Stated problem:
The data below is to be returned in full and exactly.

Data records:
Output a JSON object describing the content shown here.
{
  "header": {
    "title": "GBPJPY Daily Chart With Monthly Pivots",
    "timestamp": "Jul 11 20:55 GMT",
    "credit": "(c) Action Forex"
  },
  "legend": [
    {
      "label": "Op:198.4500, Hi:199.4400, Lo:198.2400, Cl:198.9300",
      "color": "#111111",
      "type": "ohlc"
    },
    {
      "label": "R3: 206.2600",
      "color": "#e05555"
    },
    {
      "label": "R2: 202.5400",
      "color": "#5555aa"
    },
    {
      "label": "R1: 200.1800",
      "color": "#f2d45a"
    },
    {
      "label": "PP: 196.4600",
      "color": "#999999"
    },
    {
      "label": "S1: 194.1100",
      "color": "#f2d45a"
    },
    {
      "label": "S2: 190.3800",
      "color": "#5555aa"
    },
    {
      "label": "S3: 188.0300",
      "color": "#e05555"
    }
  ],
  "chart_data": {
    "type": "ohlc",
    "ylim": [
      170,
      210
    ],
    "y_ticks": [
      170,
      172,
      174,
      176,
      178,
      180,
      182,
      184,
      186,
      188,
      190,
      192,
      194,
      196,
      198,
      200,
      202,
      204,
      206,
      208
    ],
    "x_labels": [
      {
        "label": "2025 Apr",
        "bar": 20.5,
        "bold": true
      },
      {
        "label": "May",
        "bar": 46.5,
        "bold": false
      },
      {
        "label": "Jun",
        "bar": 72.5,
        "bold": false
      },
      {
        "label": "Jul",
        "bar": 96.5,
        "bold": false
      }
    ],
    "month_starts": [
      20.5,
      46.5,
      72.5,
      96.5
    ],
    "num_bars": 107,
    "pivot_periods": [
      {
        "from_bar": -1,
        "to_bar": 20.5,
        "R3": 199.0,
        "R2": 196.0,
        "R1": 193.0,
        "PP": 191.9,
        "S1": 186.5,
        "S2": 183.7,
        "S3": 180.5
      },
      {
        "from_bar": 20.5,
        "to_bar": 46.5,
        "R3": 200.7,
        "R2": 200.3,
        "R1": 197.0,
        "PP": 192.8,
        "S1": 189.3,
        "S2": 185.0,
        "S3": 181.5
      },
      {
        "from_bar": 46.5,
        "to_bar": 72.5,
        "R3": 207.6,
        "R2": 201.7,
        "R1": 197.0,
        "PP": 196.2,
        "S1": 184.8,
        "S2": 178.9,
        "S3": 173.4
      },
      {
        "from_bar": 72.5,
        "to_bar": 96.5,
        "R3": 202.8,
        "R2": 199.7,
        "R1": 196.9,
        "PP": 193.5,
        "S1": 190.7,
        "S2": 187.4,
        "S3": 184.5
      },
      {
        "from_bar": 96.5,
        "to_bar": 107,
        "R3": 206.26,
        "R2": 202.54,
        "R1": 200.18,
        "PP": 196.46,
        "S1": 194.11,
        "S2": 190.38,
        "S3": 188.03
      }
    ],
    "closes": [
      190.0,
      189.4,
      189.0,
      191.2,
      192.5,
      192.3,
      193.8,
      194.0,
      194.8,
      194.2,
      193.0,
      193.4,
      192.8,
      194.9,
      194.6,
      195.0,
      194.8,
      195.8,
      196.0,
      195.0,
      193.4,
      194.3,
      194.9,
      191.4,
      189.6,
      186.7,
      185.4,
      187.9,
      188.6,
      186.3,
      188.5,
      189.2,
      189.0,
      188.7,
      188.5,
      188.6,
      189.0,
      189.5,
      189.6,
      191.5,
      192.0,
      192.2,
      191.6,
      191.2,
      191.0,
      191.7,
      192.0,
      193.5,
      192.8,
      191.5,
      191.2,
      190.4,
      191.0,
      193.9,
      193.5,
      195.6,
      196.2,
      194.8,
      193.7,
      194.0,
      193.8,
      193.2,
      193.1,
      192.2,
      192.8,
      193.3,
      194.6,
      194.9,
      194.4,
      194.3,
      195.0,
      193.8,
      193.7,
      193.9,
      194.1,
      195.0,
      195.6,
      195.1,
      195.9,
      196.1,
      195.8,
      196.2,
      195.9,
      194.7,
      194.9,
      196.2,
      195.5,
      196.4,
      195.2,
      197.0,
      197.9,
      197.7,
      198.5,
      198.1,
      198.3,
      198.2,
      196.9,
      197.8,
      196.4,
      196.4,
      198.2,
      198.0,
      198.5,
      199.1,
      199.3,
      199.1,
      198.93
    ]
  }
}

Response below:
Output a JSON object describing the content shown here.
{
  "header": {
    "title": "GBPJPY Daily Chart With Monthly Pivots",
    "timestamp": "Jul 11 20:55 GMT",
    "credit": "(c) Action Forex"
  },
  "legend": [
    {
      "label": "Op:198.4500, Hi:199.4400, Lo:198.2400, Cl:198.9300",
      "color": "#111111",
      "type": "ohlc"
    },
    {
      "label": "R3: 206.2600",
      "color": "#e05555"
    },
    {
      "label": "R2: 202.5400",
      "color": "#5555aa"
    },
    {
      "label": "R1: 200.1800",
      "color": "#f2d45a"
    },
    {
      "label": "PP: 196.4600",
      "color": "#999999"
    },
    {
      "label": "S1: 194.1100",
      "color": "#f2d45a"
    },
    {
      "label": "S2: 190.3800",
      "color": "#5555aa"
    },
    {
      "label": "S3: 188.0300",
      "color": "#e05555"
    }
  ],
  "chart_data": {
    "type": "ohlc",
    "ylim": [
      170,
      210
    ],
    "y_ticks": [
      170,
      172,
      174,
      176,
      178,
      180,
      182,
      184,
      186,
      188,
      190,
      192,
      194,
      196,
      198,
      200,
      202,
      204,
      206,
      208
    ],
    "x_labels": [
      {
        "label": "2025 Apr",
        "bar": 20.5,
        "bold": true
      },
      {
        "label": "May",
        "bar": 46.5,
        "bold": false
      },
      {
        "label": "Jun",
        "bar": 72.5,
        "bold": false
      },
      {
        "label": "Jul",
        "bar": 96.5,
        "bold": false
      }
    ],
    "month_starts": [
      20.5,
      46.5,
      72.5,
      96.5
    ],
    "num_bars": 107,
    "pivot_periods": [
      {
        "from_bar": -1,
        "to_bar": 20.5,
        "R3": 199.0,
        "R2": 196.0,
        "R1": 193.0,
        "PP": 191.9,
        "S1": 186.5,
        "S2": 183.7,
        "S3": 180.5
      },
      {
        "from_bar": 20.5,
        "to_bar": 46.5,
        "R3": 200.7,
        "R2": 200.3,
        "R1": 197.0,
        "PP": 192.8,
        "S1": 189.3,
        "S2": 185.0,
        "S3": 181.5
      },
      {
        "from_bar": 46.5,
        "to_bar": 72.5,
        "R3": 207.6,
        "R2": 201.7,
        "R1": 197.0,
        "PP": 196.2,
        "S1": 184.8,
        "S2": 178.9,
        "S3": 173.4
      },
      {
        "from_bar": 72.5,
        "to_bar": 96.5,
        "R3": 202.8,
        "R2": 199.7,
        "R1": 196.9,
        "PP": 193.5,
        "S1": 190.7,
        "S2": 187.4,
        "S3": 184.5
      },
      {
        "from_bar": 96.5,
        "to_bar": 107,
        "R3": 206.26,
        "R2": 202.54,
        "R1": 200.18,
        "PP": 196.46,
        "S1": 194.11,
        "S2": 190.38,
        "S3": 188.03
      }
    ],
    "closes": [
      190.0,
      189.4,
      189.0,
      191.2,
      192.5,
      192.3,
      193.8,
      194.0,
      194.8,
      194.2,
      193.0,
      193.4,
      192.8,
      194.9,
      194.6,
      195.0,
      194.8,
      195.8,
      196.0,
      195.0,
      193.4,
      194.3,
      194.9,
      191.4,
      189.6,
      186.7,
      185.4,
      187.9,
      188.6,
      186.3,
      188.5,
      189.2,
      189.0,
      188.7,
      188.5,
      188.6,
      189.0,
      189.5,
      189.6,
      191.5,
      192.0,
      192.2,
      191.6,
      191.2,
      191.0,
      191.7,
      192.0,
      193.5,
      192.8,
      191.5,
      191.2,
      190.4,
      191.0,
      193.9,
      193.5,
      195.6,
      196.2,
      194.8,
      193.7,
      194.0,
      193.8,
      193.2,
      193.1,
      192.2,
      192.8,
      193.3,
      194.6,
      194.9,
      194.4,
      194.3,
      195.0,
      193.8,
      193.7,
      193.9,
      194.1,
      195.0,
      195.6,
      195.1,
      195.9,
      196.1,
      195.8,
      196.2,
      195.9,
      194.7,
      194.9,
      196.2,
      195.5,
      196.4,
      195.2,
      197.0,
      197.9,
      197.7,
      198.5,
      198.1,
      198.3,
      198.2,
      196.9,
      197.8,
      196.4,
      196.4,
      198.2,
      198.0,
      198.5,
      199.1,
      199.3,
      199.1,
      198.93
    ]
  }
}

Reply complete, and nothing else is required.